__Work to complete__:
Search the data for the word "культурные" and copy every line where it occurs.

[Stored records]
(begin)

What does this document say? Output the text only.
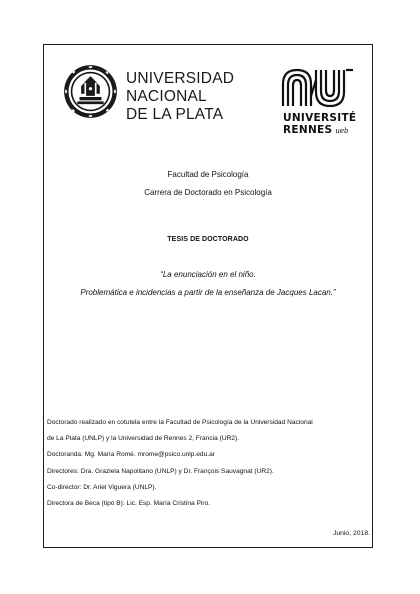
UNIVERSIDAD
NACIONAL
DE LA PLATA	UNIVERSITÉ
RENNES ueb
Facultad de Psicología
Carrera de Doctorado en Psicología
TESIS DE DOCTORADO
“La enunciación en el niño.
Problemática e incidencias a partir de la enseñanza de Jacques Lacan.”
Doctorado realizado en cotutela entre la Facultad de Psicología de la Universidad Nacional
de La Plata (UNLP) y la Universidad de Rennes 2, Francia (UR2).
Doctoranda: Mg. María Romé. mrome@psico.unlp.edu.ar
Directores: Dra. Graziela Napolitano (UNLP) y Dr. François Sauvagnat (UR2).
Co-director: Dr. Ariel Viguera (UNLP).
Directora de Beca (tipo B): Lic. Esp. María Cristina Piro.
Junio, 2018.
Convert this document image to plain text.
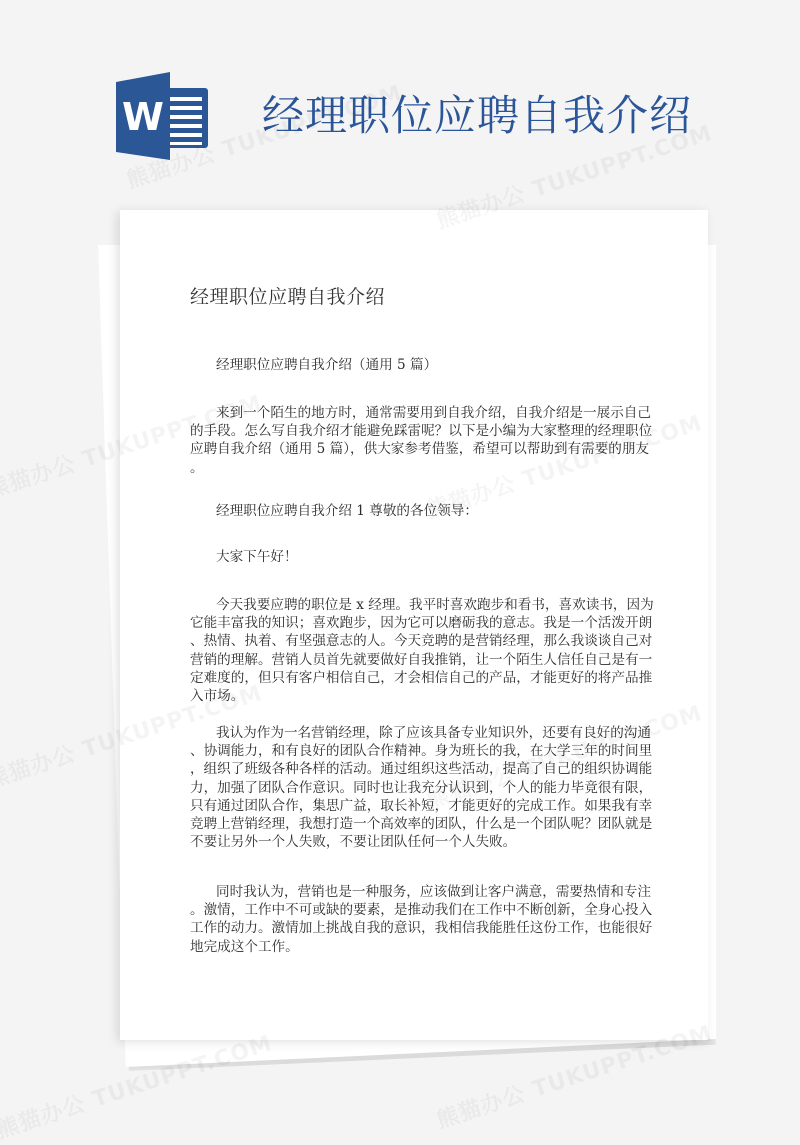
W 经理职位应聘自我介绍
经理职位应聘自我介绍
经理职位应聘自我介绍（通用 5 篇）
来到一个陌生的地方时，通常需要用到自我介绍，自我介绍是一展示自己
的手段。怎么写自我介绍才能避免踩雷呢？以下是小编为大家整理的经理职位
应聘自我介绍（通用 5 篇），供大家参考借鉴，希望可以帮助到有需要的朋友
。
经理职位应聘自我介绍 1 尊敬的各位领导：
大家下午好！
今天我要应聘的职位是 x 经理。我平时喜欢跑步和看书，喜欢读书，因为
它能丰富我的知识；喜欢跑步，因为它可以磨砺我的意志。我是一个活泼开朗
、热情、执着、有坚强意志的人。今天竞聘的是营销经理，那么我谈谈自己对
营销的理解。营销人员首先就要做好自我推销，让一个陌生人信任自己是有一
定难度的，但只有客户相信自己，才会相信自己的产品，才能更好的将产品推
入市场。
我认为作为一名营销经理，除了应该具备专业知识外，还要有良好的沟通
、协调能力，和有良好的团队合作精神。身为班长的我，在大学三年的时间里
，组织了班级各种各样的活动。通过组织这些活动，提高了自己的组织协调能
力，加强了团队合作意识。同时也让我充分认识到，个人的能力毕竟很有限，
只有通过团队合作，集思广益，取长补短，才能更好的完成工作。如果我有幸
竞聘上营销经理，我想打造一个高效率的团队，什么是一个团队呢？团队就是
不要让另外一个人失败，不要让团队任何一个人失败。
同时我认为，营销也是一种服务，应该做到让客户满意，需要热情和专注
。激情，工作中不可或缺的要素，是推动我们在工作中不断创新，全身心投入
工作的动力。激情加上挑战自我的意识，我相信我能胜任这份工作，也能很好
地完成这个工作。
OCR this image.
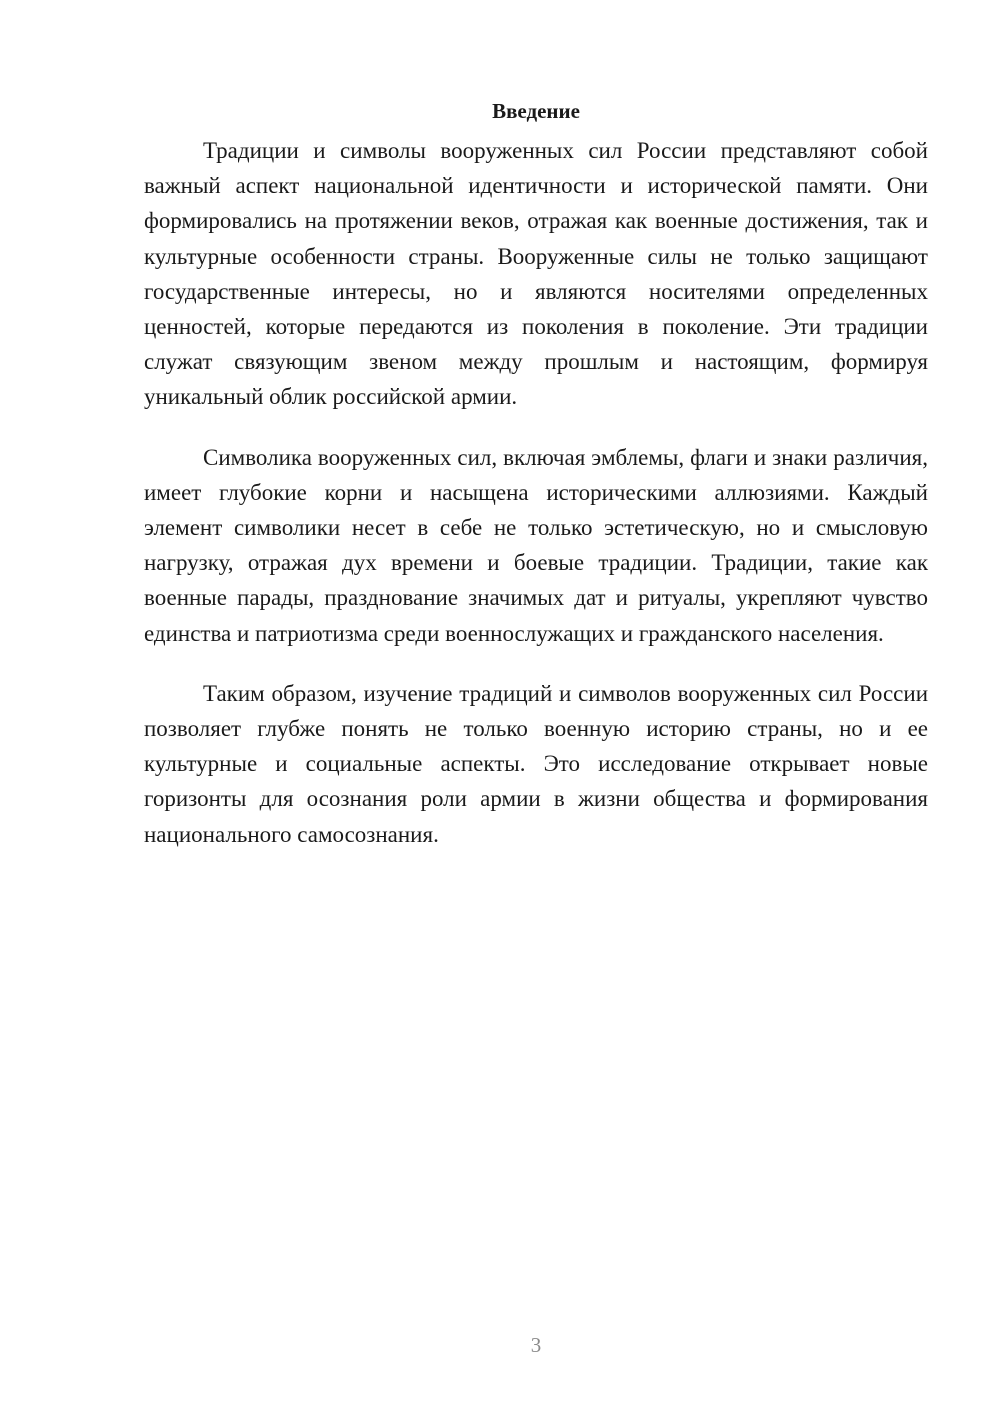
Введение

Традиции и символы вооруженных сил России представляют собой важный аспект национальной идентичности и исторической памяти. Они формировались на протяжении веков, отражая как военные достижения, так и культурные особенности страны. Вооруженные силы не только защищают государственные интересы, но и являются носителями определенных ценностей, которые передаются из поколения в поколение. Эти традиции служат связующим звеном между прошлым и настоящим, формируя уникальный облик российской армии.

Символика вооруженных сил, включая эмблемы, флаги и знаки различия, имеет глубокие корни и насыщена историческими аллюзиями. Каждый элемент символики несет в себе не только эстетическую, но и смысловую нагрузку, отражая дух времени и боевые традиции. Традиции, такие как военные парады, празднование значимых дат и ритуалы, укрепляют чувство единства и патриотизма среди военнослужащих и гражданского населения.

Таким образом, изучение традиций и символов вооруженных сил России позволяет глубже понять не только военную историю страны, но и ее культурные и социальные аспекты. Это исследование открывает новые горизонты для осознания роли армии в жизни общества и формирования национального самосознания.

3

(end)

__Response to this exercise__:
Традиции и символы вооруженных сил России представляют собой важный аспект национальной идентичности и исторической памяти. Они формировались на протяжении веков, отражая как военные достижения, так и культурные особенности страны. Вооруженные силы не только защищают государственные интересы, но и являются носителями определенных ценностей, которые передаются из поколения в поколение. Эти традиции служат связующим звеном между прошлым и настоящим, формируя уникальный облик российской армии.
Таким образом, изучение традиций и символов вооруженных сил России позволяет глубже понять не только военную историю страны, но и ее культурные и социальные аспекты. Это исследование открывает новые горизонты для осознания роли армии в жизни общества и формирования национального самосознания.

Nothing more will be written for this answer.